Owen Gleiberman, in his review for Variety, said the film is "less a drama than a tense and sturdy diary of the logistics of battle" and "though much of the action is set in the open air of the ship's command perch, Greyhound often feels like a submarine thriller: tense, tight, boxed-in". Writing for the Chicago Tribune, Michael Phillips gave the film three out of four and said: "Like the canine, [Greyhound is] trim, narrow of scope, and it runs efficiently and well despite a barrage of on-screen time stamps and vessel identification markers".

David Ehrlich of IndieWire gave the film a "C−" and wrote: "A terse and streamlined dad movie that's shorter than a Sunday afternoon nap and just as exciting, Greyhound bobs across the screen like a nuanced character study that's been entombed in a 2,000-ton iron casket and set adrift over the Atlantic. The film offers a handful of brief hints at the tortured hero who Forester invented for his book ... but the whole thing is far too preoccupied with staying afloat to profile the guy at the helm in any meaningful way."

◆ Problem set:
1/ Name every publication cited in the passage on reviews of Greyhound.
2/ In the passage on reviews of Greyhound, what rating did Michael Phillips give the film?

Page segmentation data
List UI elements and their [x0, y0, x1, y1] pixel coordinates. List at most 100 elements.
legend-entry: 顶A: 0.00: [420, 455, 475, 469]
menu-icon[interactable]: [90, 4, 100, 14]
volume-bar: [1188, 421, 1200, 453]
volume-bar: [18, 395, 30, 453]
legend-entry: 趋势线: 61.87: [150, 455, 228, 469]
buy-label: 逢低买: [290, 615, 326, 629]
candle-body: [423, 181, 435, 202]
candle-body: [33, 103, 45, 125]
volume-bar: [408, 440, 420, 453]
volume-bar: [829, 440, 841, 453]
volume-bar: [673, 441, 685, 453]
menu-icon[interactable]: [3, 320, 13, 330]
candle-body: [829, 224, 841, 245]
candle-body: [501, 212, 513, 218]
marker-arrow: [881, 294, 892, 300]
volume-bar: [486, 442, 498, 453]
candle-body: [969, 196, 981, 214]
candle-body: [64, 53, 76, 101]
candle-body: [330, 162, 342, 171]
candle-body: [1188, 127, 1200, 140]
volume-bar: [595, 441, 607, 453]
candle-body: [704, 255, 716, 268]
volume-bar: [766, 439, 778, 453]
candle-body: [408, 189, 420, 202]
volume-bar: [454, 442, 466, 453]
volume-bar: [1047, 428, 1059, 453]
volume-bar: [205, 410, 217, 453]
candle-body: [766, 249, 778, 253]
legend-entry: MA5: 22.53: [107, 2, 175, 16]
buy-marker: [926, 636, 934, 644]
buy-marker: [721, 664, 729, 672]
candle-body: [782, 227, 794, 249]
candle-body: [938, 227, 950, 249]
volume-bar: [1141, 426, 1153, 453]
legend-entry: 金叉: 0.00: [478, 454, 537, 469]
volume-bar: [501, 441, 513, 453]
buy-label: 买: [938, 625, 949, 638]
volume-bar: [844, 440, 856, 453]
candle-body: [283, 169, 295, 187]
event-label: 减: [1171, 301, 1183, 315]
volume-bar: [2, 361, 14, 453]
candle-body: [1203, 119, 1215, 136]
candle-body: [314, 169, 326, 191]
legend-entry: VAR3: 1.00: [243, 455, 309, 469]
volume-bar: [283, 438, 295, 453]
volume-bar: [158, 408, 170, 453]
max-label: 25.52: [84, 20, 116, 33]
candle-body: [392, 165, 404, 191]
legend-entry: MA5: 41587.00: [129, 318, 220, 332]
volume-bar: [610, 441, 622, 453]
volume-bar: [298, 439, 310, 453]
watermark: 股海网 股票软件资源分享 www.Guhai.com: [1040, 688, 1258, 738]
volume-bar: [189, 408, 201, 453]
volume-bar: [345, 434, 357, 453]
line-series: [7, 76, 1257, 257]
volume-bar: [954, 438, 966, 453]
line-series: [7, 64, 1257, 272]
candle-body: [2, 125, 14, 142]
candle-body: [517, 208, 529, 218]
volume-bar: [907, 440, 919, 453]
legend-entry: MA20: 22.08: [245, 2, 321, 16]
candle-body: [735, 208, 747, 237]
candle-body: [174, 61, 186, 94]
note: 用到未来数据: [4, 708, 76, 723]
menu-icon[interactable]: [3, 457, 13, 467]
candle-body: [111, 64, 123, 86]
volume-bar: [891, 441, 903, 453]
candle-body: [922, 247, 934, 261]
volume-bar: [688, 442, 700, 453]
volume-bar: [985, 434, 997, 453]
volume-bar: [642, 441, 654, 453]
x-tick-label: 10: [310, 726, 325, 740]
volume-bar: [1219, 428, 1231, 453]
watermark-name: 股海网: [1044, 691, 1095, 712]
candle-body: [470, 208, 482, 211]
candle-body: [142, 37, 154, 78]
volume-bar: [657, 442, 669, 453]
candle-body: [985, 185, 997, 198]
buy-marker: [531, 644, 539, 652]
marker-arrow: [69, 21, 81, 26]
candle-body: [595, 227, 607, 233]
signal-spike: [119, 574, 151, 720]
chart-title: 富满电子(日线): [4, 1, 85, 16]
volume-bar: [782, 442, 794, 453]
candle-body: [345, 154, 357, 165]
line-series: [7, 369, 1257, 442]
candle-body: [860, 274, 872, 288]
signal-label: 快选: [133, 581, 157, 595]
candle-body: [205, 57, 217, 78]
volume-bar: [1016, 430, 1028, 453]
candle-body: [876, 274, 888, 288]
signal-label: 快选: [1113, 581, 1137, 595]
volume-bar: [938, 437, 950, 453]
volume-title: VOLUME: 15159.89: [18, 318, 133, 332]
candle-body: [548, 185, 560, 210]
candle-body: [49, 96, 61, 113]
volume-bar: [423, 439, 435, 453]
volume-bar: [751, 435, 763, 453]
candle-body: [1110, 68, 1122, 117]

◆ Answers given:
1/ Variety, the Chicago Tribune, and IndieWire.

2/ Three out of four.